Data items
-- BEGIN --

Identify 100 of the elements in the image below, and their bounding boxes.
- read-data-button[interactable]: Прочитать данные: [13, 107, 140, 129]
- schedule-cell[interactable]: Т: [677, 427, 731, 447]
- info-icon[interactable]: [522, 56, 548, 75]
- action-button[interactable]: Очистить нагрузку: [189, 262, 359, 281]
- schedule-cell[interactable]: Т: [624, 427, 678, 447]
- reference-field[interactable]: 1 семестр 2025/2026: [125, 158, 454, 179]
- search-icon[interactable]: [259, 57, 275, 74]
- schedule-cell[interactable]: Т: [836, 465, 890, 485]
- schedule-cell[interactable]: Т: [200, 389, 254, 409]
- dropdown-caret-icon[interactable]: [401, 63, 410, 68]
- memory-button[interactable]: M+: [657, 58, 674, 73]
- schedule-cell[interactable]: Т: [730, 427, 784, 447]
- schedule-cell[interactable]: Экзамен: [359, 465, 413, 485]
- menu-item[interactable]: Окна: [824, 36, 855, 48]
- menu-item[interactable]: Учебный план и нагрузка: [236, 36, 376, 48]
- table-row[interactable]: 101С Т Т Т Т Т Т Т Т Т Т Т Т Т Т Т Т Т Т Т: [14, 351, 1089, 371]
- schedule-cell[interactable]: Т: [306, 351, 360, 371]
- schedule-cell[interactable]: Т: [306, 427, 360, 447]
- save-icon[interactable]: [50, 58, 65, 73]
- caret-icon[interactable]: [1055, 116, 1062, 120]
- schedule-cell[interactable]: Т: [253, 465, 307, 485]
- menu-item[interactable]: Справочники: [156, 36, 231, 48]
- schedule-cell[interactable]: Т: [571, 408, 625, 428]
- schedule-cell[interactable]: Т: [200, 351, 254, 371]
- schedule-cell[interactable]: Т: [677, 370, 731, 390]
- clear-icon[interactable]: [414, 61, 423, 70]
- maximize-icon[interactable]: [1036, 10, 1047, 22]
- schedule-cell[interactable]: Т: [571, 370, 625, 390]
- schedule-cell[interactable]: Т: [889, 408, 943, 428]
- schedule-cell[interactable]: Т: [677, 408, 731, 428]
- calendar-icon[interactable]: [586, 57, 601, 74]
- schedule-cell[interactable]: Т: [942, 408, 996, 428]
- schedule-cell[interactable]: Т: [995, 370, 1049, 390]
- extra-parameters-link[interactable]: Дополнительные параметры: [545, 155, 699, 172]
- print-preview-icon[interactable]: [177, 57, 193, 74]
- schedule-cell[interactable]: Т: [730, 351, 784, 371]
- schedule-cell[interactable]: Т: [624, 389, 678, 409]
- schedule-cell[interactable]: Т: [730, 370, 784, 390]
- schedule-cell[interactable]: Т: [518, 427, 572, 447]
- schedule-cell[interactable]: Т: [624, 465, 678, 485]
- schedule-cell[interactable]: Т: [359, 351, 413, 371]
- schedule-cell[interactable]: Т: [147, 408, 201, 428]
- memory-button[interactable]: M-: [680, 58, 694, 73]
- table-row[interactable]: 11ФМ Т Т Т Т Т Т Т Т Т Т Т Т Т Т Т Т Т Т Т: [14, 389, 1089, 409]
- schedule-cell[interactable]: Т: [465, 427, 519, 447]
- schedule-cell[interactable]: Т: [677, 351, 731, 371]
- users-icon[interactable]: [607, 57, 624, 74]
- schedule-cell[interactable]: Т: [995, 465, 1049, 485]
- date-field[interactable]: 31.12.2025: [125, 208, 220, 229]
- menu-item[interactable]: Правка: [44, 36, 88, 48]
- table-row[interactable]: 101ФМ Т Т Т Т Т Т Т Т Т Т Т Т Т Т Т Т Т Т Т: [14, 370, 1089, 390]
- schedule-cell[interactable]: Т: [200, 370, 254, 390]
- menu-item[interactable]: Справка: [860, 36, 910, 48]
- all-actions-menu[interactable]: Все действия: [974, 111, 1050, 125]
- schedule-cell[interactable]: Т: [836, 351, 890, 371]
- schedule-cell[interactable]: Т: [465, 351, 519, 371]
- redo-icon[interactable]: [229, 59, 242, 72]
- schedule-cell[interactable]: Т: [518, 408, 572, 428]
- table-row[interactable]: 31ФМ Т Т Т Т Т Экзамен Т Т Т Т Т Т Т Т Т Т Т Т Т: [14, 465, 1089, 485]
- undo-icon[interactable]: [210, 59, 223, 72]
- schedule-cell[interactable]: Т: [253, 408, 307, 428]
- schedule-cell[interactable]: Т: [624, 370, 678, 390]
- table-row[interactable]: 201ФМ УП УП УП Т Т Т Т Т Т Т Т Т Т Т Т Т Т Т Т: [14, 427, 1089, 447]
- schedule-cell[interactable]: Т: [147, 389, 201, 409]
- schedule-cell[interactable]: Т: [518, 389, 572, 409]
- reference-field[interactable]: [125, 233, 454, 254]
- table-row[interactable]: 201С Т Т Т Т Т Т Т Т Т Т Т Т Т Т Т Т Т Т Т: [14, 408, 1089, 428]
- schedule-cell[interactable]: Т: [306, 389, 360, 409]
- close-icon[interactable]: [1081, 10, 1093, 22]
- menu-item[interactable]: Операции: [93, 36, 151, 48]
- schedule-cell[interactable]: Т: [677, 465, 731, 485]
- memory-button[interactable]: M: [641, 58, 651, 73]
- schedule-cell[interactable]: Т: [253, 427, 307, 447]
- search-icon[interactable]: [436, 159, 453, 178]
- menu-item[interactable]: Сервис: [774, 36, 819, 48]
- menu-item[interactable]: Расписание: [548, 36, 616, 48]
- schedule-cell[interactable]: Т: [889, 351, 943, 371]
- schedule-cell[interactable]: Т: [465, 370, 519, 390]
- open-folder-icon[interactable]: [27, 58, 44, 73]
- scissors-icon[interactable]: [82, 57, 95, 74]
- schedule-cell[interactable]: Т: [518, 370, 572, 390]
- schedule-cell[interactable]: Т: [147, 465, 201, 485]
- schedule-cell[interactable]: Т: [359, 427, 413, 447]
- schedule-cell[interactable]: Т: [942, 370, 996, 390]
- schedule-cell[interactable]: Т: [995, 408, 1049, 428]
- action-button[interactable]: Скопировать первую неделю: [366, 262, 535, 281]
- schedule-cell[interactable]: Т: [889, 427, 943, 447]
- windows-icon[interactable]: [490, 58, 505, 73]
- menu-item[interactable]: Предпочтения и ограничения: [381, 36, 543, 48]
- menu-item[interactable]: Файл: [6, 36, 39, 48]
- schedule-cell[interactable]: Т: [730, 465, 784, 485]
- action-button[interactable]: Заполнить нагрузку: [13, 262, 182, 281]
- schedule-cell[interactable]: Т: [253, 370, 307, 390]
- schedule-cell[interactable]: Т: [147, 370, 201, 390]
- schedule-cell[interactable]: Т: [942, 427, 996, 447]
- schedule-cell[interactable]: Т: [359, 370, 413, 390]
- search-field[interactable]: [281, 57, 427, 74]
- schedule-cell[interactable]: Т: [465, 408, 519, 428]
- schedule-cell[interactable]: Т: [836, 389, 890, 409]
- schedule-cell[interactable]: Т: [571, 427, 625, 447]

-- END --

**Work to do:** Rename "schedule-cell" to "timetable-cell" in the data, from its first line through the line containing "- schedule-cell[interactable]: Т: [995, 370, 1049, 390]", inclusive. Return those lines with nothing else altered.

**Exercise response:**
Identify 100 of the elements in the image below, and their bounding boxes.
- read-data-button[interactable]: Прочитать данные: [13, 107, 140, 129]
- timetable-cell[interactable]: Т: [677, 427, 731, 447]
- info-icon[interactable]: [522, 56, 548, 75]
- action-button[interactable]: Очистить нагрузку: [189, 262, 359, 281]
- timetable-cell[interactable]: Т: [624, 427, 678, 447]
- reference-field[interactable]: 1 семестр 2025/2026: [125, 158, 454, 179]
- search-icon[interactable]: [259, 57, 275, 74]
- timetable-cell[interactable]: Т: [836, 465, 890, 485]
- timetable-cell[interactable]: Т: [200, 389, 254, 409]
- dropdown-caret-icon[interactable]: [401, 63, 410, 68]
- memory-button[interactable]: M+: [657, 58, 674, 73]
- timetable-cell[interactable]: Т: [730, 427, 784, 447]
- timetable-cell[interactable]: Экзамен: [359, 465, 413, 485]
- menu-item[interactable]: Окна: [824, 36, 855, 48]
- menu-item[interactable]: Учебный план и нагрузка: [236, 36, 376, 48]
- table-row[interactable]: 101С Т Т Т Т Т Т Т Т Т Т Т Т Т Т Т Т Т Т Т: [14, 351, 1089, 371]
- timetable-cell[interactable]: Т: [306, 351, 360, 371]
- timetable-cell[interactable]: Т: [306, 427, 360, 447]
- save-icon[interactable]: [50, 58, 65, 73]
- caret-icon[interactable]: [1055, 116, 1062, 120]
- timetable-cell[interactable]: Т: [253, 465, 307, 485]
- menu-item[interactable]: Справочники: [156, 36, 231, 48]
- timetable-cell[interactable]: Т: [571, 408, 625, 428]
- timetable-cell[interactable]: Т: [200, 351, 254, 371]
- timetable-cell[interactable]: Т: [677, 370, 731, 390]
- clear-icon[interactable]: [414, 61, 423, 70]
- maximize-icon[interactable]: [1036, 10, 1047, 22]
- timetable-cell[interactable]: Т: [571, 370, 625, 390]
- timetable-cell[interactable]: Т: [889, 408, 943, 428]
- timetable-cell[interactable]: Т: [677, 408, 731, 428]
- calendar-icon[interactable]: [586, 57, 601, 74]
- timetable-cell[interactable]: Т: [942, 408, 996, 428]
- timetable-cell[interactable]: Т: [995, 370, 1049, 390]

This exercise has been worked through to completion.